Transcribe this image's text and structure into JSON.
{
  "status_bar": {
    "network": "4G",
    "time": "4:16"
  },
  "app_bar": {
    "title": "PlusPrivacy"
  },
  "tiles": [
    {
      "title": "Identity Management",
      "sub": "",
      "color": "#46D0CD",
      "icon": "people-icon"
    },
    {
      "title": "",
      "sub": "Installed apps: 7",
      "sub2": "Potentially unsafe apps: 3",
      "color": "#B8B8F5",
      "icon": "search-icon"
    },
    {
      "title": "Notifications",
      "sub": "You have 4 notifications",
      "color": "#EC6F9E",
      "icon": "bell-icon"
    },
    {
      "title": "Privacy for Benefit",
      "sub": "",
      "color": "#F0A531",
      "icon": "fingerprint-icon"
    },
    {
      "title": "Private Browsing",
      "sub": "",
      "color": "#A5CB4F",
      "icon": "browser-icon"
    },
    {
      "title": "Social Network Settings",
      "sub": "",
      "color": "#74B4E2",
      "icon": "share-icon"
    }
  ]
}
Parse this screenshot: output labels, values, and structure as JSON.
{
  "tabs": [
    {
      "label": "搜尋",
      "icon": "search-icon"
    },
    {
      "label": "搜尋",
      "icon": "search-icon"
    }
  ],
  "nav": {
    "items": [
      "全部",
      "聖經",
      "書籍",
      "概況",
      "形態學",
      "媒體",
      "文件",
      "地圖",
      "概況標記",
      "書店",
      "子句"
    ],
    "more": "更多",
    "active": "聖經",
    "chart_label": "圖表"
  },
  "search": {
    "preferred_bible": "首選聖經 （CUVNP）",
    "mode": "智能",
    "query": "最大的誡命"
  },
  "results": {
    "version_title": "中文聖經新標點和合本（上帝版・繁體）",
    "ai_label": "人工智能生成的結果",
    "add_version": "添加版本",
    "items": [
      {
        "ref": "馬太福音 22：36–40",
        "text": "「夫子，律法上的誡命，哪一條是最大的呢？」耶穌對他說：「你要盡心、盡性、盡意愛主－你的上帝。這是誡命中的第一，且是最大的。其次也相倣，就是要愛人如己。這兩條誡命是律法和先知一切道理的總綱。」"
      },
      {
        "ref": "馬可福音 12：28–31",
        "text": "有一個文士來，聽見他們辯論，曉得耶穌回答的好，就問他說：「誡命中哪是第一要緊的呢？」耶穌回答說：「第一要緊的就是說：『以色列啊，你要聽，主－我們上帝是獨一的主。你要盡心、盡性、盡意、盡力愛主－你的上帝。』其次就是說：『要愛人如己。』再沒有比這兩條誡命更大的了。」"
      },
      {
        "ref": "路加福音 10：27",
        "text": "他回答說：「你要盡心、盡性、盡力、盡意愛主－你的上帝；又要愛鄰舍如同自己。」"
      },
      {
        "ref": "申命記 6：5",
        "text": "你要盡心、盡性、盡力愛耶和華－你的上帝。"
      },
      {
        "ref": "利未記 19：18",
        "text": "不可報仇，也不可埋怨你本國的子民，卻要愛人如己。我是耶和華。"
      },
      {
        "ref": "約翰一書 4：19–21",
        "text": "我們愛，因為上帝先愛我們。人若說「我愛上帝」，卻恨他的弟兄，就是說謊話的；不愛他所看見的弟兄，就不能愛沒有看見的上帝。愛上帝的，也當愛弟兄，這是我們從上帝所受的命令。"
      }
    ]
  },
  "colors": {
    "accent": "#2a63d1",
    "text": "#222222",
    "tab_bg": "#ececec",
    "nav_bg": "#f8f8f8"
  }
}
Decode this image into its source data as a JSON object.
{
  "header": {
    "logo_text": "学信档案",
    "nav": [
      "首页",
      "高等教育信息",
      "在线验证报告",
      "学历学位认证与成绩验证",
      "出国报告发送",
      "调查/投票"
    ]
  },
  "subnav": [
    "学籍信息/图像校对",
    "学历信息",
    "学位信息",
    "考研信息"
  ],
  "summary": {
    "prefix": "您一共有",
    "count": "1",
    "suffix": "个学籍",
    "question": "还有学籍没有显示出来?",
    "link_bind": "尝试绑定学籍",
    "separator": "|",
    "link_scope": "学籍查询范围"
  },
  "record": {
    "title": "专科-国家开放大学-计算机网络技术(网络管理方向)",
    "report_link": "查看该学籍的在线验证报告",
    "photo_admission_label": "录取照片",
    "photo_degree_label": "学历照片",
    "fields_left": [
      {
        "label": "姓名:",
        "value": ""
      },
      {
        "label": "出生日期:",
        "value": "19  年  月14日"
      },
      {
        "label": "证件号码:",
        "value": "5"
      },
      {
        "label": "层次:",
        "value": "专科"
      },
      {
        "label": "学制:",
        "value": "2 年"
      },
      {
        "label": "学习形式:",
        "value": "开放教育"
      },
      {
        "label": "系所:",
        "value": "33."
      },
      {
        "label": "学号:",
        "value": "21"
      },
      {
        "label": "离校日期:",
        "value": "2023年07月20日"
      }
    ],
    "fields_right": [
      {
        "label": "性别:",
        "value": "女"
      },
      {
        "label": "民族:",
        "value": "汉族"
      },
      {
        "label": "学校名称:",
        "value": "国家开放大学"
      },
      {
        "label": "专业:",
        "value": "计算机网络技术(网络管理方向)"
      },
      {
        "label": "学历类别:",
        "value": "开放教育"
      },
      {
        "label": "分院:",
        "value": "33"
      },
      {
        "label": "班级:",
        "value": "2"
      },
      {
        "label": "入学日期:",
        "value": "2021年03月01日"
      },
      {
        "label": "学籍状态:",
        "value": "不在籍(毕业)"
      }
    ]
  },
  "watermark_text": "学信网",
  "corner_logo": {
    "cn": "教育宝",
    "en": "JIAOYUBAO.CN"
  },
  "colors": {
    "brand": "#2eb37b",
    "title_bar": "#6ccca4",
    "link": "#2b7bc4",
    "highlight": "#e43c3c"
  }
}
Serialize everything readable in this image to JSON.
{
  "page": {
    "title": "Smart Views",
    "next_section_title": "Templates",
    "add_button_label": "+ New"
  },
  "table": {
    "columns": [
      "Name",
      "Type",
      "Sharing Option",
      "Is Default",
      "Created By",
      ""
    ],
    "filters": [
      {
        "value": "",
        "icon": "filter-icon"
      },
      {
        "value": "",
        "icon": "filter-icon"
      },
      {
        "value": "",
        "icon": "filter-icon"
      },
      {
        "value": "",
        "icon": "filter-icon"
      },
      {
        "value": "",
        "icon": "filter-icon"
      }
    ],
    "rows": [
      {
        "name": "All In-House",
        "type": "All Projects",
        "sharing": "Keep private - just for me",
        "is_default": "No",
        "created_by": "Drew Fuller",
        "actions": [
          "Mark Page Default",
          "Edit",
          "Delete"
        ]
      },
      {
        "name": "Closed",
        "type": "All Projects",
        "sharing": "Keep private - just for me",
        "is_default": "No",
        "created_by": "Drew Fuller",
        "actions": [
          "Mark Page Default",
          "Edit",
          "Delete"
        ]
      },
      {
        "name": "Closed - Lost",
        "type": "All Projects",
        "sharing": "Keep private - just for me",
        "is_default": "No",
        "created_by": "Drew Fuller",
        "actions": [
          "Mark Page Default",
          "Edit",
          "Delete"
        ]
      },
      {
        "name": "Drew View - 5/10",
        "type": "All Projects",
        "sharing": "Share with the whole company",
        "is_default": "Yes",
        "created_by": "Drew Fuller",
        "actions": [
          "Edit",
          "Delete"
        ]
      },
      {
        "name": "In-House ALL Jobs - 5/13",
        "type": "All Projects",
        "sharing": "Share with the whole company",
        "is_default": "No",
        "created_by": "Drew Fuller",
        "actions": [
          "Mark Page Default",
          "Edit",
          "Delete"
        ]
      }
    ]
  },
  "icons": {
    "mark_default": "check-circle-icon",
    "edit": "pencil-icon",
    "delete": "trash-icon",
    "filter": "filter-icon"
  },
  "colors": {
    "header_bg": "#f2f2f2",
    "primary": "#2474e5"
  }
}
----------
## AIM
Search the material above for "apps". Pull out each line where it shows up.

## SOLUTION FOR THIS PROBLEM
      "sub": "Installed apps: 7",
      "sub2": "Potentially unsafe apps: 3",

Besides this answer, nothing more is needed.